[Records of document pages and text]
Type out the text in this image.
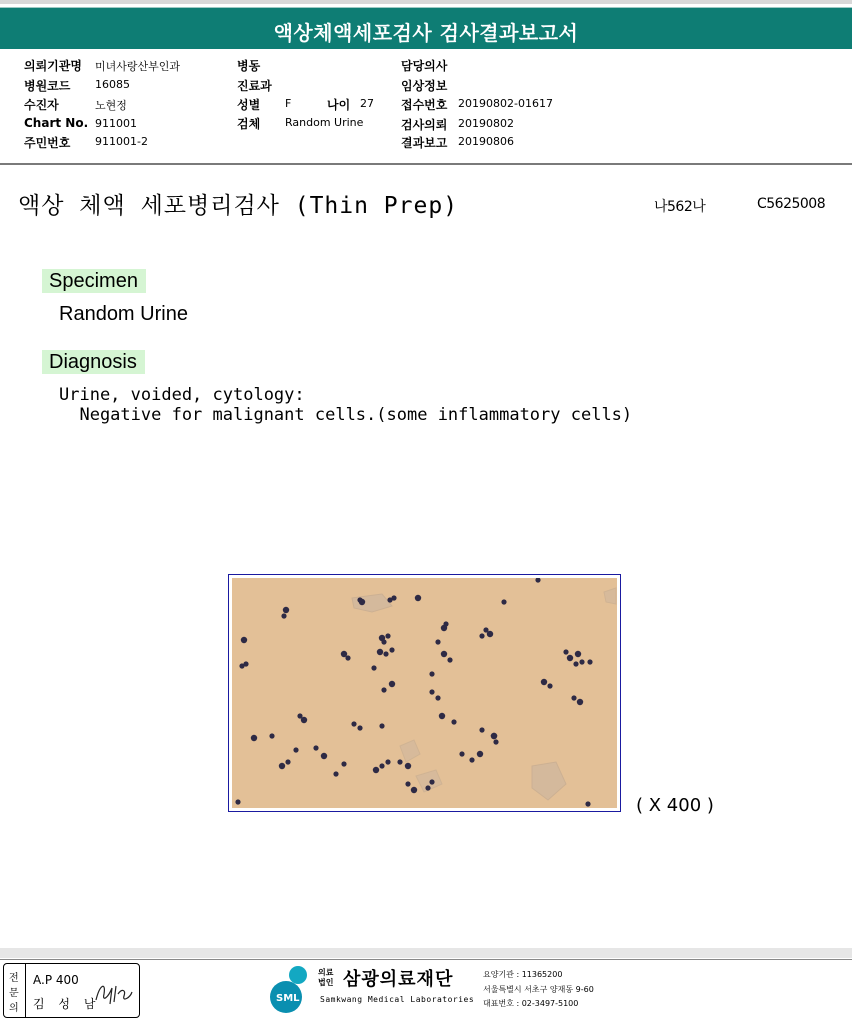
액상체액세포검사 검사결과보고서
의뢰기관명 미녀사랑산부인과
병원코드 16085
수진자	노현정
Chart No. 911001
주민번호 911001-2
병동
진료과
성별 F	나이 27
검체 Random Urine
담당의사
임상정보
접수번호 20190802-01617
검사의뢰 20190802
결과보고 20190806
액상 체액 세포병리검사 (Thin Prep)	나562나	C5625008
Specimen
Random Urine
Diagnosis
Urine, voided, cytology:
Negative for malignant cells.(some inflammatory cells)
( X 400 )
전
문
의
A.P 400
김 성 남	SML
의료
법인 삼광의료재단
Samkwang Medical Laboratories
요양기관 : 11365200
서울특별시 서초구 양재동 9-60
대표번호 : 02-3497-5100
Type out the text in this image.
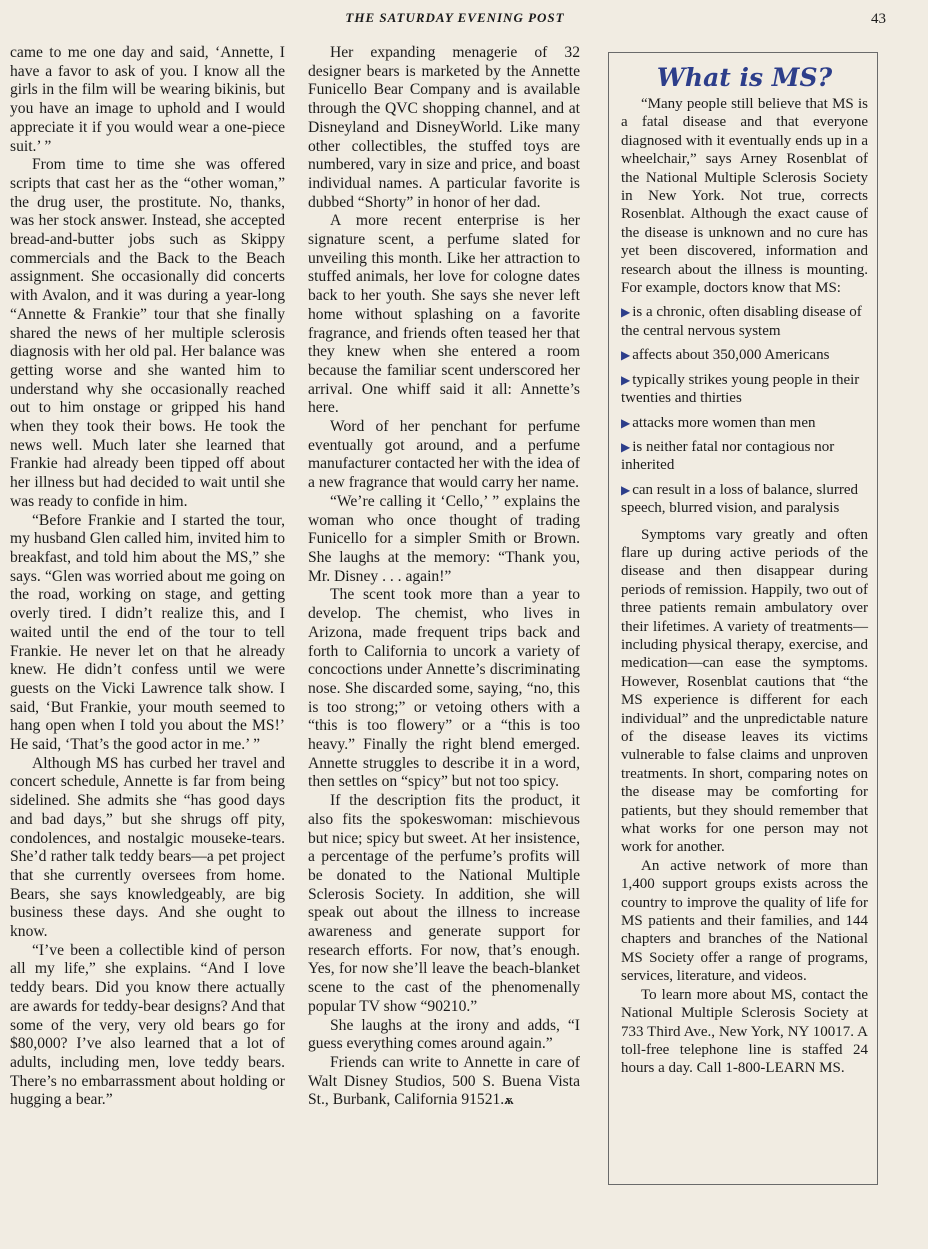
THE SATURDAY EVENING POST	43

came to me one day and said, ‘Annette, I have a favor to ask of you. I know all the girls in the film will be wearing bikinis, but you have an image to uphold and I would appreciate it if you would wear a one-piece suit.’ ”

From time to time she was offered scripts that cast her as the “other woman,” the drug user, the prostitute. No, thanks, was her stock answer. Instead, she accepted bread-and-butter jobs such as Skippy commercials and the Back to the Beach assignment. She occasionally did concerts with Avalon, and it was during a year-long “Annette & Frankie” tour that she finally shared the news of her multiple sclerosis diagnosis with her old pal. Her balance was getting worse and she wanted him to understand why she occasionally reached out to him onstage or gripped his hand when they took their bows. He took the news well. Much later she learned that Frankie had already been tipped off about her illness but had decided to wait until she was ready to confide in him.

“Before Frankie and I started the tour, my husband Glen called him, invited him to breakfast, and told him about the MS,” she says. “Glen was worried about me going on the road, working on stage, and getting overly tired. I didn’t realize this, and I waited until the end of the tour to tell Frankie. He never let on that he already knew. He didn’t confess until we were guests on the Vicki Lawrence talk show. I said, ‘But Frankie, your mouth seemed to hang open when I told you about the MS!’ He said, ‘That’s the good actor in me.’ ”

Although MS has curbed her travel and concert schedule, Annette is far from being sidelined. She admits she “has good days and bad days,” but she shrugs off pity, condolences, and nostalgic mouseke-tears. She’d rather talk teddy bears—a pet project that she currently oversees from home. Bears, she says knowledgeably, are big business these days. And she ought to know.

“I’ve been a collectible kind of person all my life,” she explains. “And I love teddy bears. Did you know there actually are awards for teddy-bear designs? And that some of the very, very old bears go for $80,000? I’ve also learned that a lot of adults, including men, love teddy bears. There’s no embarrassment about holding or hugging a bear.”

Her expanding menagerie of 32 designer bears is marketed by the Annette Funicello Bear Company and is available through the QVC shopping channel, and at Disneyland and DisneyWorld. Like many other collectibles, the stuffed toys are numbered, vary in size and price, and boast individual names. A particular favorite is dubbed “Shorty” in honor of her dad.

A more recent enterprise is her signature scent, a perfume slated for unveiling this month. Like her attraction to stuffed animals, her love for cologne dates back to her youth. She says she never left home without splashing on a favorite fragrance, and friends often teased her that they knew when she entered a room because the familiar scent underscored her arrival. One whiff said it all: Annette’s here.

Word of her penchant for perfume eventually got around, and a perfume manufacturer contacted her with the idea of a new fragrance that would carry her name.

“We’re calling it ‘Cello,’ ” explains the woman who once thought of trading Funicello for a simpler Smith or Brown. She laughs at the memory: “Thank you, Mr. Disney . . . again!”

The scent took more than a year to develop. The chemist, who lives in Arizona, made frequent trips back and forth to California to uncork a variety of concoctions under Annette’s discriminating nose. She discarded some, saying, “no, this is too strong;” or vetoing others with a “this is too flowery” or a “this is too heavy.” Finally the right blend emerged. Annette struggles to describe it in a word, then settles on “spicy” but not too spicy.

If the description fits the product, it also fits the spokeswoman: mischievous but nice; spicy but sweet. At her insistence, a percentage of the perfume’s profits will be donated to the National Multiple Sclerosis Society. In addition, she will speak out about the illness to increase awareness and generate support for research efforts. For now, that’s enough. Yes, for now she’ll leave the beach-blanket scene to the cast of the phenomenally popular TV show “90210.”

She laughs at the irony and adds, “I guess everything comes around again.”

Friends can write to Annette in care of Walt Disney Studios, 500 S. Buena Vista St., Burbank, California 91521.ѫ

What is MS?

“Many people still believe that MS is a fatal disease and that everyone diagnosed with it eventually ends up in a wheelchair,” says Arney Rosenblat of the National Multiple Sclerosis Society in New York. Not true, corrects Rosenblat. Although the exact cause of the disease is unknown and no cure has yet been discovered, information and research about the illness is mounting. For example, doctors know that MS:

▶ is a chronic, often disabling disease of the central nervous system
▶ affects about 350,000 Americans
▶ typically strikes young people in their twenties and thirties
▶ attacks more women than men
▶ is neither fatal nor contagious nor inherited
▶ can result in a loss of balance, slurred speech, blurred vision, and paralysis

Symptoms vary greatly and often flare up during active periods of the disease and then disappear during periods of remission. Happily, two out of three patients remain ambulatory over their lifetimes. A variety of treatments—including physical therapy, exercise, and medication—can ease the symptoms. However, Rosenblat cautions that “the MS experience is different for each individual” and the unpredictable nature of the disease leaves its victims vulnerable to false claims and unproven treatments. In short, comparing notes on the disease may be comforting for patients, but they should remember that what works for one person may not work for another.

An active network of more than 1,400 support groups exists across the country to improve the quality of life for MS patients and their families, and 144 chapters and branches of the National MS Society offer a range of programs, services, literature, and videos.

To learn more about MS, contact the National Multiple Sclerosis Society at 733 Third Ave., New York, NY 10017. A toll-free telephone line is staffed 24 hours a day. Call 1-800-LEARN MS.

### [Exercise]
Each entry gets copied exactly; the pictures stay out.

### [Answer]
Type out the text in this image.
액상체액세포검사 검사결과보고서
의뢰기관명 미녀사랑산부인과
병원코드 16085
수진자	노현정
Chart No. 911001
주민번호 911001-2
병동
진료과
성별 F	나이 27
검체 Random Urine
담당의사
임상정보
접수번호 20190802-01617
검사의뢰 20190802
결과보고 20190806
액상 체액 세포병리검사 (Thin Prep)	나562나	C5625008
Specimen
Random Urine
Diagnosis
Urine, voided, cytology:
Negative for malignant cells.(some inflammatory cells)
( X 400 )
전
문
의
A.P 400
김 성 남	SML
의료
법인 삼광의료재단
Samkwang Medical Laboratories
요양기관 : 11365200
서울특별시 서초구 양재동 9-60
대표번호 : 02-3497-5100
Type out the text in this image.
THE SATURDAY EVENING POST	43

came to me one day and said, ‘Annette, I have a favor to ask of you. I know all the girls in the film will be wearing bikinis, but you have an image to uphold and I would appreciate it if you would wear a one-piece suit.’ ”

From time to time she was offered scripts that cast her as the “other woman,” the drug user, the prostitute. No, thanks, was her stock answer. Instead, she accepted bread-and-butter jobs such as Skippy commercials and the Back to the Beach assignment. She occasionally did concerts with Avalon, and it was during a year-long “Annette & Frankie” tour that she finally shared the news of her multiple sclerosis diagnosis with her old pal. Her balance was getting worse and she wanted him to understand why she occasionally reached out to him onstage or gripped his hand when they took their bows. He took the news well. Much later she learned that Frankie had already been tipped off about her illness but had decided to wait until she was ready to confide in him.

“Before Frankie and I started the tour, my husband Glen called him, invited him to breakfast, and told him about the MS,” she says. “Glen was worried about me going on the road, working on stage, and getting overly tired. I didn’t realize this, and I waited until the end of the tour to tell Frankie. He never let on that he already knew. He didn’t confess until we were guests on the Vicki Lawrence talk show. I said, ‘But Frankie, your mouth seemed to hang open when I told you about the MS!’ He said, ‘That’s the good actor in me.’ ”

Although MS has curbed her travel and concert schedule, Annette is far from being sidelined. She admits she “has good days and bad days,” but she shrugs off pity, condolences, and nostalgic mouseke-tears. She’d rather talk teddy bears—a pet project that she currently oversees from home. Bears, she says knowledgeably, are big business these days. And she ought to know.

“I’ve been a collectible kind of person all my life,” she explains. “And I love teddy bears. Did you know there actually are awards for teddy-bear designs? And that some of the very, very old bears go for $80,000? I’ve also learned that a lot of adults, including men, love teddy bears. There’s no embarrassment about holding or hugging a bear.”

Her expanding menagerie of 32 designer bears is marketed by the Annette Funicello Bear Company and is available through the QVC shopping channel, and at Disneyland and DisneyWorld. Like many other collectibles, the stuffed toys are numbered, vary in size and price, and boast individual names. A particular favorite is dubbed “Shorty” in honor of her dad.

A more recent enterprise is her signature scent, a perfume slated for unveiling this month. Like her attraction to stuffed animals, her love for cologne dates back to her youth. She says she never left home without splashing on a favorite fragrance, and friends often teased her that they knew when she entered a room because the familiar scent underscored her arrival. One whiff said it all: Annette’s here.

Word of her penchant for perfume eventually got around, and a perfume manufacturer contacted her with the idea of a new fragrance that would carry her name.

“We’re calling it ‘Cello,’ ” explains the woman who once thought of trading Funicello for a simpler Smith or Brown. She laughs at the memory: “Thank you, Mr. Disney . . . again!”

The scent took more than a year to develop. The chemist, who lives in Arizona, made frequent trips back and forth to California to uncork a variety of concoctions under Annette’s discriminating nose. She discarded some, saying, “no, this is too strong;” or vetoing others with a “this is too flowery” or a “this is too heavy.” Finally the right blend emerged. Annette struggles to describe it in a word, then settles on “spicy” but not too spicy.

If the description fits the product, it also fits the spokeswoman: mischievous but nice; spicy but sweet. At her insistence, a percentage of the perfume’s profits will be donated to the National Multiple Sclerosis Society. In addition, she will speak out about the illness to increase awareness and generate support for research efforts. For now, that’s enough. Yes, for now she’ll leave the beach-blanket scene to the cast of the phenomenally popular TV show “90210.”

She laughs at the irony and adds, “I guess everything comes around again.”

Friends can write to Annette in care of Walt Disney Studios, 500 S. Buena Vista St., Burbank, California 91521.ѫ

What is MS?

“Many people still believe that MS is a fatal disease and that everyone diagnosed with it eventually ends up in a wheelchair,” says Arney Rosenblat of the National Multiple Sclerosis Society in New York. Not true, corrects Rosenblat. Although the exact cause of the disease is unknown and no cure has yet been discovered, information and research about the illness is mounting. For example, doctors know that MS:

▶ is a chronic, often disabling disease of the central nervous system
▶ affects about 350,000 Americans
▶ typically strikes young people in their twenties and thirties
▶ attacks more women than men
▶ is neither fatal nor contagious nor inherited
▶ can result in a loss of balance, slurred speech, blurred vision, and paralysis

Symptoms vary greatly and often flare up during active periods of the disease and then disappear during periods of remission. Happily, two out of three patients remain ambulatory over their lifetimes. A variety of treatments—including physical therapy, exercise, and medication—can ease the symptoms. However, Rosenblat cautions that “the MS experience is different for each individual” and the unpredictable nature of the disease leaves its victims vulnerable to false claims and unproven treatments. In short, comparing notes on the disease may be comforting for patients, but they should remember that what works for one person may not work for another.

An active network of more than 1,400 support groups exists across the country to improve the quality of life for MS patients and their families, and 144 chapters and branches of the National MS Society offer a range of programs, services, literature, and videos.

To learn more about MS, contact the National Multiple Sclerosis Society at 733 Third Ave., New York, NY 10017. A toll-free telephone line is staffed 24 hours a day. Call 1-800-LEARN MS.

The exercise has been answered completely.